* _Esercizi da svolgere_:
1 > Risponda alle seguenti domande in base al testo estratto su "Grandi speranze":
(a) In quale anno fu scritto il romanzo?
(b) Da chi è tiranneggiato Pip?
(c) In quale luogo si deciderà la sorte del ragazzo?
2 > Secondo il testo estratto su "Grandi speranze", per quale motivo i personaggi che volteggiano con Pip sono secondari solo in apparenza? Lo spieghi in una o due frasi.

--- Testo estratto ---

Grandi Speranze - Charles Dickens -
"Great Expectations" è uno dei tanti grandi romanzi di Charles
Dickens, autore fra i più insigni creatori di mondi. Scritto nel 1861, anni
dopo il successo di Pickwick, David Copperfield e Oliver Twist, "Grandi speranze"
riconferma la capacità magica di Dickens nel ricreare un mondo realistico
trasfigurato dalla sua penna talentuosa: ogni campo, ogni strada, ogni volto
viene inserito in un universo singolare che pare appartenere alla realtà
sebbene il lettore debba ammettere di non avere mai incontrato alcunché di
simile.
È la storia di un ingenuo orfanello di nome Pip, tiranneggiato dalla sorella
maggiore costretta a prendersene cura.
L'atmosfera è gotica, calliginosa, urta e sporca: in una palude buia e vischiosa
si deciderà la sorte del ragazzo, da un incontro singolare e fortuito dipenderà
lo svolgimento della sua crescita.
E in un gioco di malintesi, volti mascherati senza ipocrisia, si schiudono le
porte delle grandi speranze e dell'amore che porteranno Pip a entrare in un
circolo vizioso di contraddizioni, paure e sofferenze.
Il romanzo scritto con l'abilità di raccontare il reale si dipana in un regno
fantastico dove volteggiano con Pip, figura principale, personaggi
apparentemente secondari che segnano con le loro peculiarità tutta la storia.

--- Materiale fornito ---

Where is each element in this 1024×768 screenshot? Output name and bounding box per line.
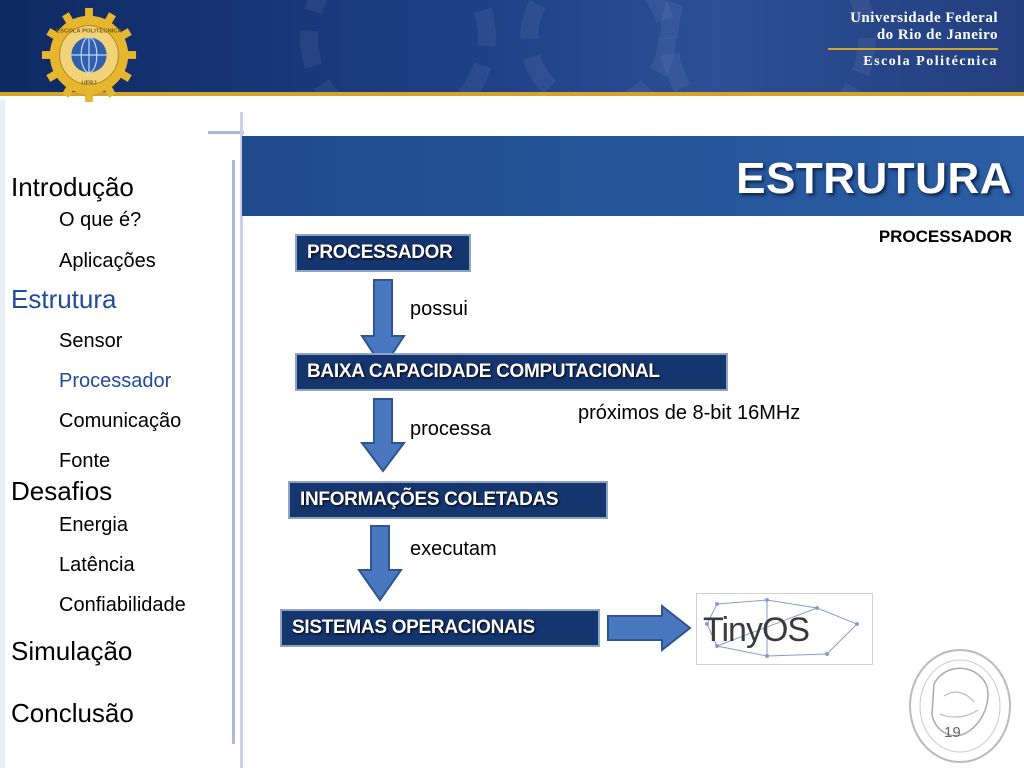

---

* _Esercizi svolti_:
1 >
(a) Nel 1861.
(b) Dalla sorella maggiore, costretta a prendersene cura.
(c) In una palude buia e vischiosa.

2 > Sono secondari solo in apparenza perché, con le loro peculiarità, segnano tutta la storia. Il loro ruolo risulta quindi rilevante per l'intero romanzo, accanto a Pip, che ne è la figura principale.